- _Exercise goal_
Report how many lines in the records hold the string "retired"; give the number and nothing else.

- _Extracted material_
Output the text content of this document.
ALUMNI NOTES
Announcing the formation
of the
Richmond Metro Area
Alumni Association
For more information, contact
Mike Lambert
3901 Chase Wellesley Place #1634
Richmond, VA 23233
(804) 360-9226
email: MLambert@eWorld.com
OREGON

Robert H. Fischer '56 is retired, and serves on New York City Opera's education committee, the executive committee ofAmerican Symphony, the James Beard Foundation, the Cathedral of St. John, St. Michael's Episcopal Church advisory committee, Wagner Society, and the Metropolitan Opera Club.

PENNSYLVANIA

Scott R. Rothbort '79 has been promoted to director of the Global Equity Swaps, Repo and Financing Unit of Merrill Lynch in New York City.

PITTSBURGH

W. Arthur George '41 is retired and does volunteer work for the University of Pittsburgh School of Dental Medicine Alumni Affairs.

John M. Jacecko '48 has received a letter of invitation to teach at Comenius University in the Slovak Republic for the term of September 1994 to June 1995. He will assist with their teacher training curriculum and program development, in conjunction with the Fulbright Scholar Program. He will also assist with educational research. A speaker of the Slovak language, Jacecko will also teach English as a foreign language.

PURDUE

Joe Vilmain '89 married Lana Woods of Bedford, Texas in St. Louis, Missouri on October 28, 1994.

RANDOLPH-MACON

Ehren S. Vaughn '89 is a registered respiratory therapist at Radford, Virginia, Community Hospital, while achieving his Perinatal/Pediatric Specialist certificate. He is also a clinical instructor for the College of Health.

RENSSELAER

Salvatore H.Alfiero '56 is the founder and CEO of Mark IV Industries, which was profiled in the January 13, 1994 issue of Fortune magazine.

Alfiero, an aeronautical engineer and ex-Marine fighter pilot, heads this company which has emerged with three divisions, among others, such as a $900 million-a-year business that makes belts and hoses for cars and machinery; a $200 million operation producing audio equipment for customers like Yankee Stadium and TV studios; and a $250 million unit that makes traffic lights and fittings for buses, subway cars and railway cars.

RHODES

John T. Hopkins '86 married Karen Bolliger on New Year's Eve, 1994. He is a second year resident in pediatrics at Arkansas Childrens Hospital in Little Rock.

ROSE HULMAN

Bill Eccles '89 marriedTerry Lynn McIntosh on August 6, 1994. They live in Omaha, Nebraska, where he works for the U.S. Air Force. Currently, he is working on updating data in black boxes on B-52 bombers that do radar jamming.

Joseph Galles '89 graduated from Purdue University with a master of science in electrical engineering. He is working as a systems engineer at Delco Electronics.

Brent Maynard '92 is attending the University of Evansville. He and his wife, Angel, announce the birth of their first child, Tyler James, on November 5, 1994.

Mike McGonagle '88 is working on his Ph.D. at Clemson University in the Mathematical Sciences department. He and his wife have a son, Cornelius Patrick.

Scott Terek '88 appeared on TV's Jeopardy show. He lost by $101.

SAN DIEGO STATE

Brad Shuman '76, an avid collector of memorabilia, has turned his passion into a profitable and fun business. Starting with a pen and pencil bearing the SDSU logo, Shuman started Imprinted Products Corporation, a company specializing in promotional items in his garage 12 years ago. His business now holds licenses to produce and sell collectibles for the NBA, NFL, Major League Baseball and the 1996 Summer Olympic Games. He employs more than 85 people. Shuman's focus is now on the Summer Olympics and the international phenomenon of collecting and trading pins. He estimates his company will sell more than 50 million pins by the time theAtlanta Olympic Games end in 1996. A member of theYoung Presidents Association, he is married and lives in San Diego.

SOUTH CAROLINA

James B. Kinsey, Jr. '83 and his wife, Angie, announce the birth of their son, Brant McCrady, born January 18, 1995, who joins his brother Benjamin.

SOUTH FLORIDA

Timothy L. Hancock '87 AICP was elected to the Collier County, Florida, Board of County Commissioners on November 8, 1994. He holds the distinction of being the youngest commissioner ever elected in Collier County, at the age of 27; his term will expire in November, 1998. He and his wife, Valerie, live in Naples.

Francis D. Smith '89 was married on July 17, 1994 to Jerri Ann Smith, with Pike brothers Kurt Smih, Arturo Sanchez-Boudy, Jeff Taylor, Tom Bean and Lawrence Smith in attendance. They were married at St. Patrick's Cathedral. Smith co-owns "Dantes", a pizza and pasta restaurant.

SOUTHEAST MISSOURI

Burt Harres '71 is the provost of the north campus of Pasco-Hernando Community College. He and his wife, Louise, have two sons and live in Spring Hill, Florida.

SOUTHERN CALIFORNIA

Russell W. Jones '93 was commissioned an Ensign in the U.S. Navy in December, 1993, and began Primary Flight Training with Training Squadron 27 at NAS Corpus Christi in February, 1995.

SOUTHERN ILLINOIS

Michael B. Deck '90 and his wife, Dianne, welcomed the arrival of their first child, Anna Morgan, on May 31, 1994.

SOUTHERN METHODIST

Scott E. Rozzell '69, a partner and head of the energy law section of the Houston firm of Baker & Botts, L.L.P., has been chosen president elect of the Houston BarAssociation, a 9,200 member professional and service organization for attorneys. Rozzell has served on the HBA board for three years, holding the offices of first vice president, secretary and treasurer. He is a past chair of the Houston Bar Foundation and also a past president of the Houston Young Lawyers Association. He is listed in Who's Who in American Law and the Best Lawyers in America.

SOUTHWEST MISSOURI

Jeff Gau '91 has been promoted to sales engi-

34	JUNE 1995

- _Problem solution_
2